Last week I wrote that my cunning plan was working. This is no longer, strictly speaking, true.
I had decided to sell my 1,600 shares in MIND CTI Ltd (MNDO) for $2.51 per share. There's only one problem: No one wanted to buy at that price. The highest price the stock has managed to attain since my decision was $2.44.
So I didn't sell. Since then the ex-dividend date and record date for MIND CTI has passed. This means that if someone were to buy the stock today then that buyer would NOT get the healthy annual dividend that one could get if one bought the stock before the 12th of March.
Here's a little something I wrote in the previous column:
If I don't sell by then, though, I'm going to cancel my sell order for 1,600 shares, take the dividend on the pay date of March 28th, automatically invest that dividend in 100+ additional shares, and then put in a new sell order for 1,700+ shares (possibly for as low as $2.36 a share).

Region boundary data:
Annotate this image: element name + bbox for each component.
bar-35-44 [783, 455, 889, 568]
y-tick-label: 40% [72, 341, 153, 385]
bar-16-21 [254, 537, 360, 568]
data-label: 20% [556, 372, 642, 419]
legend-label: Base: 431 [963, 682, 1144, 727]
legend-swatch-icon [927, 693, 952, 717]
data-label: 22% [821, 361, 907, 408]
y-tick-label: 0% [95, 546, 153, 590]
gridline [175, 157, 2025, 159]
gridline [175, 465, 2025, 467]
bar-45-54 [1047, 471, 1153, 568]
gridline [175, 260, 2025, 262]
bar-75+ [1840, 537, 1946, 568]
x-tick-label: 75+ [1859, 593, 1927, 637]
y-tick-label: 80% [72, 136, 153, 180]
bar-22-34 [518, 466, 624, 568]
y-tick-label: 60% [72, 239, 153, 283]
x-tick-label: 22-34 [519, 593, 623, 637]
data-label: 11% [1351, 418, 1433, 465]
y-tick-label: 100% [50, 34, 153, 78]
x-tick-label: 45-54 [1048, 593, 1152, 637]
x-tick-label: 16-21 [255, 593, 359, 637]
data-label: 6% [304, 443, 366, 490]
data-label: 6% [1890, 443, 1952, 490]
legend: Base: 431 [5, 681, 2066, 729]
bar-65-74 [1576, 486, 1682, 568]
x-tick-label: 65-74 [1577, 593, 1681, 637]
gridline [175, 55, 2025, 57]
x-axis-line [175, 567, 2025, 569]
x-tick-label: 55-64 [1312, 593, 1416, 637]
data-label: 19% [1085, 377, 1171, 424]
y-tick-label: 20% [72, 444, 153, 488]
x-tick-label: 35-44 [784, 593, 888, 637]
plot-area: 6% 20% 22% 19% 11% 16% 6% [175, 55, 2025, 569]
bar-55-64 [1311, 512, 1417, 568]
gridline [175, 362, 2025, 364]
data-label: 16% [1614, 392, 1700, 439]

# Problems to solve
(a) In the column about selling MIND CTI shares, what was the highest price the stock reached after the decision to sell?
(b) Pick up the column about selling MIND CTI shares after its final sentence and keep writing it.

# Exercise answers
(a) $2.44 per share.

(b)
That's the plan. And I was feeling pretty good about the plan. Until last Friday when MIND CTI closed at $1.88 a share, after an intra-day low of $1.86. That's not much more than I paid for it.
My plan of selling for $2.36 a share now seems overly optimistic.
I've sat down and done the math. My break-even point is $1.69 a share. If the stock is at that price when my dividend is automatically reinvested then I'll get another 170 shares, giving me a total of 1,770 shares. If I can sell those shares for $1.69 each then I'll make a net profit (after all my trading fees, etc.) of $10.
That's not impressive, but at least I'm not losing money.
The upshot is that my sell order has been cancelled for now. I'm going to get my additional shares and then re-assess. If I can sell my shares in MIND CTI Ltd for $2.36 or more then I'll definitely go ahead and cash out. If the price drops below $1.69 a share then I definitely won't cash out. At that point I'll just hold on to my shares until next year's dividend, probably.
I don't know what I'll do if the price is halfway in-between.
The dividend should be paid no later than the 29th, and I'll end up taking some kind of action - or inaction - no later than the 30th. I'll let you know what ends up happening with my cunning plan.
In the meantime I'll try to find something else about which to write between now and then. Questions and comments are always welcome.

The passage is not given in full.